Work to do: Count the lines in the records below that contain the string "Enjoy", matching case, and give only that number.

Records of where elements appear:
————————

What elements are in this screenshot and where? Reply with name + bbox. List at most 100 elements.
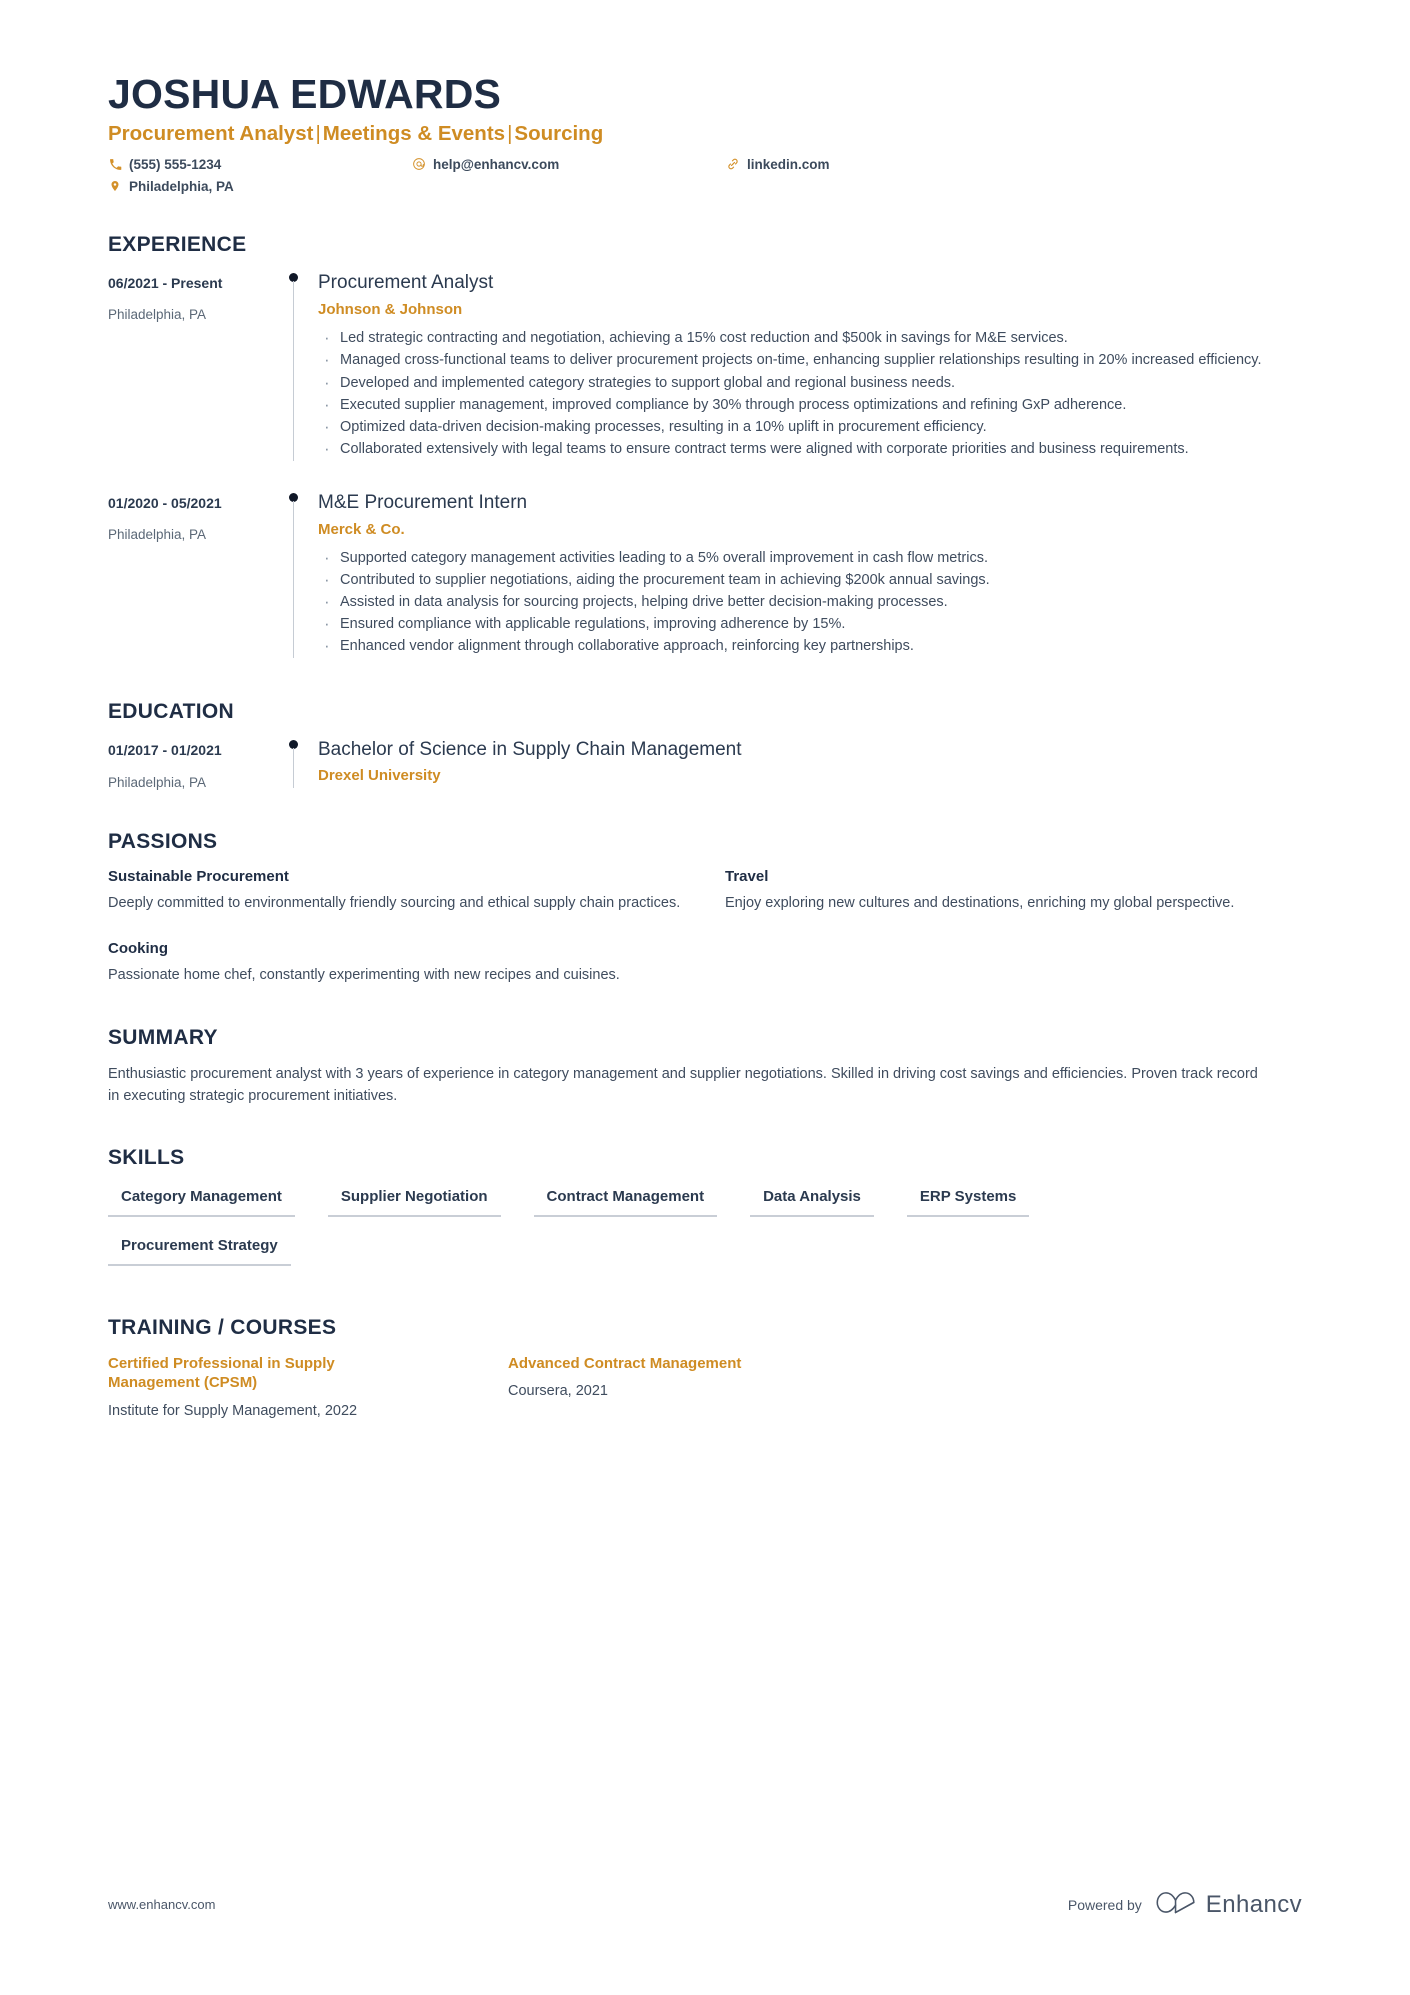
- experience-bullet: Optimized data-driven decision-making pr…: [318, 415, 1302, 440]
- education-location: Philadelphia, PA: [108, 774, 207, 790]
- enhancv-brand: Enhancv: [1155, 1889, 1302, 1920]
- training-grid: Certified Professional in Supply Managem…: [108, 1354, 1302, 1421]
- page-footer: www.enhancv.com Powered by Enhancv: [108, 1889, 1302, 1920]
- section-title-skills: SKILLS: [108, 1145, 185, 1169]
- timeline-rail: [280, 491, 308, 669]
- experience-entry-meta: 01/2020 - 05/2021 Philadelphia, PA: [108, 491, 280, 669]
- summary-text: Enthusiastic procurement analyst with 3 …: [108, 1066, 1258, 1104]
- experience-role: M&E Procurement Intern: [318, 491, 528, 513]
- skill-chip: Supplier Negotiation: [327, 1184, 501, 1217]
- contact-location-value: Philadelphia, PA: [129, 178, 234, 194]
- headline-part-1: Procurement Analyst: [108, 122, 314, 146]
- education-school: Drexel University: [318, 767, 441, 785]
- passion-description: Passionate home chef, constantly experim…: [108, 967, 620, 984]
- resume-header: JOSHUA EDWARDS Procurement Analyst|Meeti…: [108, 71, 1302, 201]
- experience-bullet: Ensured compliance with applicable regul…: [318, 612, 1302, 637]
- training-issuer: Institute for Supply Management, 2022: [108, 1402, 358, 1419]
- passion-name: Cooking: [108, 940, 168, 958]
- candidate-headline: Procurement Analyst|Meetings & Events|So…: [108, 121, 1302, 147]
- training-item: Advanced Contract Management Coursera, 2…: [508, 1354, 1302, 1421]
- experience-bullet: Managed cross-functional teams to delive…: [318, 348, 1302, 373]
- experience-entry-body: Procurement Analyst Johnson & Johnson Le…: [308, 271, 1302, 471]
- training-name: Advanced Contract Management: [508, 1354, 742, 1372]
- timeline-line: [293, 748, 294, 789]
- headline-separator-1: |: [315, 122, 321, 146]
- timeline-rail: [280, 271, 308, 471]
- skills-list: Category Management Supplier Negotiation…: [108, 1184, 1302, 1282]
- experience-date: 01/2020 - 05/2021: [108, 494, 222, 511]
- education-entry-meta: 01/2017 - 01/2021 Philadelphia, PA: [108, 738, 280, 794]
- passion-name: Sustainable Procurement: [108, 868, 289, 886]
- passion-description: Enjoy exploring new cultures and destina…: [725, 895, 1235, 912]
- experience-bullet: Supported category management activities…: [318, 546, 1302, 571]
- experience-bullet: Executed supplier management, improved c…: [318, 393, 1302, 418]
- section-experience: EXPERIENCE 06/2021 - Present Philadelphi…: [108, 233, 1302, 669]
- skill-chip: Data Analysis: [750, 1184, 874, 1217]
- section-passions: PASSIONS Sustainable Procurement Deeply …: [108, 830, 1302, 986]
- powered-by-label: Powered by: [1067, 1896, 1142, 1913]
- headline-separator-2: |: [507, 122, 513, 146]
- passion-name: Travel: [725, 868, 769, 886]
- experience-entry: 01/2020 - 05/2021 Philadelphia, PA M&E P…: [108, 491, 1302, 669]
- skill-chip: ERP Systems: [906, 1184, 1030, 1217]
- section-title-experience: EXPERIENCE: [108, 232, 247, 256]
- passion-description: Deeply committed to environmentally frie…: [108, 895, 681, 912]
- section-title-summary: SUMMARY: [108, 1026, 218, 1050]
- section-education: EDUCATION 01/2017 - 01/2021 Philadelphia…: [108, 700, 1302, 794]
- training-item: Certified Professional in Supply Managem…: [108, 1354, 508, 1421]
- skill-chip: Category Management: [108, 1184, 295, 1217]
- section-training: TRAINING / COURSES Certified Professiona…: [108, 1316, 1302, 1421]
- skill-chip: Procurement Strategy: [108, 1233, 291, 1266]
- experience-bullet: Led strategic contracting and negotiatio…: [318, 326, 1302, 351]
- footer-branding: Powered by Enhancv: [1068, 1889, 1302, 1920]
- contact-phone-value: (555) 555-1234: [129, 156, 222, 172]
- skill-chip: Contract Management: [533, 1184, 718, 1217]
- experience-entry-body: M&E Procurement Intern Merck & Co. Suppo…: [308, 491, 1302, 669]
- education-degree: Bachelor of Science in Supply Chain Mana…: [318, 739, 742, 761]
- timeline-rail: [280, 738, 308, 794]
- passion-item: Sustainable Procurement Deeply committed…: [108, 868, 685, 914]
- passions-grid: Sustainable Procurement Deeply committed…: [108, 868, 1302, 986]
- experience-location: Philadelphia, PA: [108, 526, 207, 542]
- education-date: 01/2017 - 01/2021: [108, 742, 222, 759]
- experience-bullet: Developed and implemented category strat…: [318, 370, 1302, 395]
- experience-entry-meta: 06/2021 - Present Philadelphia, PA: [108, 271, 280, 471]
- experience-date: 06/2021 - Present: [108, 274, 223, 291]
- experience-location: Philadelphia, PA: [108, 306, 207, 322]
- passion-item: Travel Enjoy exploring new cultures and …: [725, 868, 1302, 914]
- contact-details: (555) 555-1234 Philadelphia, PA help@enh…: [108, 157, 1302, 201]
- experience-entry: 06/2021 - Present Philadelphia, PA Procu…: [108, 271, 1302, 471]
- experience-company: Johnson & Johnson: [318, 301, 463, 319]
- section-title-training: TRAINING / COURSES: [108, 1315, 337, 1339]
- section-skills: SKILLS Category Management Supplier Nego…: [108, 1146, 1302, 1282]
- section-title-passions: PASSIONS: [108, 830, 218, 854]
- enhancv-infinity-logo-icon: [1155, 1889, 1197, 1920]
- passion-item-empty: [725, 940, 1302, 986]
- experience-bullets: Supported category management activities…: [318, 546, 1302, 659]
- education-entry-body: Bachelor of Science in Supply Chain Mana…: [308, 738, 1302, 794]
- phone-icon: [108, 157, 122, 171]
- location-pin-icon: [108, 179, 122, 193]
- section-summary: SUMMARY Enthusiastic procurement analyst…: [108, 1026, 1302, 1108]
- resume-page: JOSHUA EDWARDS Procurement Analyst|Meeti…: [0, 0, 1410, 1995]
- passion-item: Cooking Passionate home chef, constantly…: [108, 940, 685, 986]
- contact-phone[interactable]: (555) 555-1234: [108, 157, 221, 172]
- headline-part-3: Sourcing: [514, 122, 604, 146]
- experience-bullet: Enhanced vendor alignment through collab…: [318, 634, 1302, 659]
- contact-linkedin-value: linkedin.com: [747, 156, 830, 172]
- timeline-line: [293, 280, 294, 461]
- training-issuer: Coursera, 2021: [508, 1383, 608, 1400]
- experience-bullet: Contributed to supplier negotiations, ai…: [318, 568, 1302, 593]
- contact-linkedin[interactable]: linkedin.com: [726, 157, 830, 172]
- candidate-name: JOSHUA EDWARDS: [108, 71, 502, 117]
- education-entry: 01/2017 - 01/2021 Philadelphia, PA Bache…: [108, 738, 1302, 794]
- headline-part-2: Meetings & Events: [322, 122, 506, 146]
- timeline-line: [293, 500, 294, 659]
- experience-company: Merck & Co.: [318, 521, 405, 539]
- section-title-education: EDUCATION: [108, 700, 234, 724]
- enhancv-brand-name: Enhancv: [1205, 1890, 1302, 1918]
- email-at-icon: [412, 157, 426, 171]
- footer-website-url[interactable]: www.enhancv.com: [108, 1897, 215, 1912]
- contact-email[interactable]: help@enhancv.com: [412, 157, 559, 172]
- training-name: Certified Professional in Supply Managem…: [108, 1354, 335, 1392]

————————

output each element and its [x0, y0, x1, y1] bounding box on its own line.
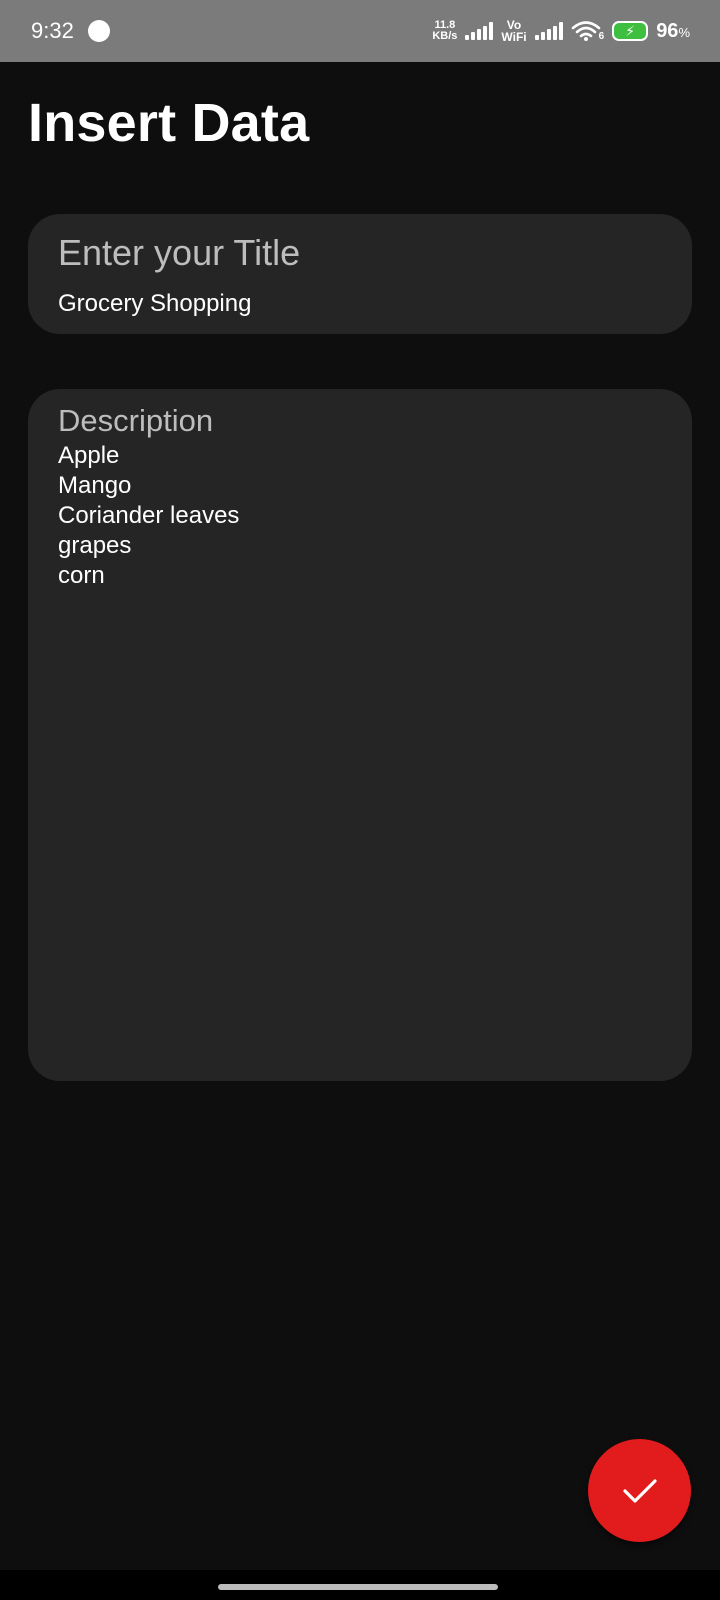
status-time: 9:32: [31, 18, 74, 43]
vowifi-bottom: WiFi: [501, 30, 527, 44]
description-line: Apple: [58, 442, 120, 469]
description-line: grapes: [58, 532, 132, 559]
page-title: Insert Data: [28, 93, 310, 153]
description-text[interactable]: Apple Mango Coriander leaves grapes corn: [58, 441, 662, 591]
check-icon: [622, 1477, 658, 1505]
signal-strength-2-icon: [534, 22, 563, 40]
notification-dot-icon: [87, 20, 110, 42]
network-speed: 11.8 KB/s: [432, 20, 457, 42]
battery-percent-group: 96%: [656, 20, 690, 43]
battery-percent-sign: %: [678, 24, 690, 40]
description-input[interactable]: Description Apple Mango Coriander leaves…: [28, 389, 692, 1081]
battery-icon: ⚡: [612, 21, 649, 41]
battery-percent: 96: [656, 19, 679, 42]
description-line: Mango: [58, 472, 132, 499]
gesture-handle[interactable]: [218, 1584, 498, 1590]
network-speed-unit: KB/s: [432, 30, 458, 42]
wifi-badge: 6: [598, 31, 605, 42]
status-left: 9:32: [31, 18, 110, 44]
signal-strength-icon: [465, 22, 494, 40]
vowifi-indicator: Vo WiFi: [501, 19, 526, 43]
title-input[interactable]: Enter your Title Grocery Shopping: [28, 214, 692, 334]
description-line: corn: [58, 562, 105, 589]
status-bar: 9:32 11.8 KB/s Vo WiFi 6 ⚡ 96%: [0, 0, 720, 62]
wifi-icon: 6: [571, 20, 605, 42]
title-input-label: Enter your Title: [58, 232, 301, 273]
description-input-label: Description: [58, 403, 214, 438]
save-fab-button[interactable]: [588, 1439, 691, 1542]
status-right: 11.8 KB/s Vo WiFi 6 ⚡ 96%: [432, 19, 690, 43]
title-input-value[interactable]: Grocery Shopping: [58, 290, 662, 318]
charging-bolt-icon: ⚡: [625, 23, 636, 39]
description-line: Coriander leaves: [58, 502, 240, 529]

————————

Task answer: 2